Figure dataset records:

____________________

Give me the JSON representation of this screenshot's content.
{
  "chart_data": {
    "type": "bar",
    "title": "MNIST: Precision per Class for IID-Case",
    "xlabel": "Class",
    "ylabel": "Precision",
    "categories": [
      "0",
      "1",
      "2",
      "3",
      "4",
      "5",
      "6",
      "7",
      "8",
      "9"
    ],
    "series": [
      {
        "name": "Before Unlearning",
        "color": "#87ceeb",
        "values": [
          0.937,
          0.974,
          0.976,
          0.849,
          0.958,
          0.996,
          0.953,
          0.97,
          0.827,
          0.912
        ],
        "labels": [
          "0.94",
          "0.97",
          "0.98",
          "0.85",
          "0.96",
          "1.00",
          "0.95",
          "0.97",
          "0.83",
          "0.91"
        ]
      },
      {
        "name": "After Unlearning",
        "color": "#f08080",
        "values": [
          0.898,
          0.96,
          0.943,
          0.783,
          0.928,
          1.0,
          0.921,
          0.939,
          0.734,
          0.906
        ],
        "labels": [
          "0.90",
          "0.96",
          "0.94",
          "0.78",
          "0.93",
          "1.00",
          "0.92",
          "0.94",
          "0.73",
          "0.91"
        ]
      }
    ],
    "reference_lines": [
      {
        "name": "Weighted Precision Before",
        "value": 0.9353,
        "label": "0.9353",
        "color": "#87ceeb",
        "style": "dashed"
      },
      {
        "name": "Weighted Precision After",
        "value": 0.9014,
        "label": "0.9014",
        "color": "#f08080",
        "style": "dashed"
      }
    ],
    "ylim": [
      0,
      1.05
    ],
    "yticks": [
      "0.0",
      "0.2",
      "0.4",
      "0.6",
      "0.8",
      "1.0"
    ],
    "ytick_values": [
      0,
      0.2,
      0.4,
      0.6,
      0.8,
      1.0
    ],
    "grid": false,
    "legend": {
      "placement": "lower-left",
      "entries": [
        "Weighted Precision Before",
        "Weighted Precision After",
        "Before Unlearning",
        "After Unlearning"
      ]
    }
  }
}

____________________

● **Written request**
Take the data above and return it exactly.

● **Completed exercise**
Give me the JSON representation of this screenshot's content.
{
  "chart_data": {
    "type": "bar",
    "title": "MNIST: Precision per Class for IID-Case",
    "xlabel": "Class",
    "ylabel": "Precision",
    "categories": [
      "0",
      "1",
      "2",
      "3",
      "4",
      "5",
      "6",
      "7",
      "8",
      "9"
    ],
    "series": [
      {
        "name": "Before Unlearning",
        "color": "#87ceeb",
        "values": [
          0.937,
          0.974,
          0.976,
          0.849,
          0.958,
          0.996,
          0.953,
          0.97,
          0.827,
          0.912
        ],
        "labels": [
          "0.94",
          "0.97",
          "0.98",
          "0.85",
          "0.96",
          "1.00",
          "0.95",
          "0.97",
          "0.83",
          "0.91"
        ]
      },
      {
        "name": "After Unlearning",
        "color": "#f08080",
        "values": [
          0.898,
          0.96,
          0.943,
          0.783,
          0.928,
          1.0,
          0.921,
          0.939,
          0.734,
          0.906
        ],
        "labels": [
          "0.90",
          "0.96",
          "0.94",
          "0.78",
          "0.93",
          "1.00",
          "0.92",
          "0.94",
          "0.73",
          "0.91"
        ]
      }
    ],
    "reference_lines": [
      {
        "name": "Weighted Precision Before",
        "value": 0.9353,
        "label": "0.9353",
        "color": "#87ceeb",
        "style": "dashed"
      },
      {
        "name": "Weighted Precision After",
        "value": 0.9014,
        "label": "0.9014",
        "color": "#f08080",
        "style": "dashed"
      }
    ],
    "ylim": [
      0,
      1.05
    ],
    "yticks": [
      "0.0",
      "0.2",
      "0.4",
      "0.6",
      "0.8",
      "1.0"
    ],
    "ytick_values": [
      0,
      0.2,
      0.4,
      0.6,
      0.8,
      1.0
    ],
    "grid": false,
    "legend": {
      "placement": "lower-left",
      "entries": [
        "Weighted Precision Before",
        "Weighted Precision After",
        "Before Unlearning",
        "After Unlearning"
      ]
    }
  }
}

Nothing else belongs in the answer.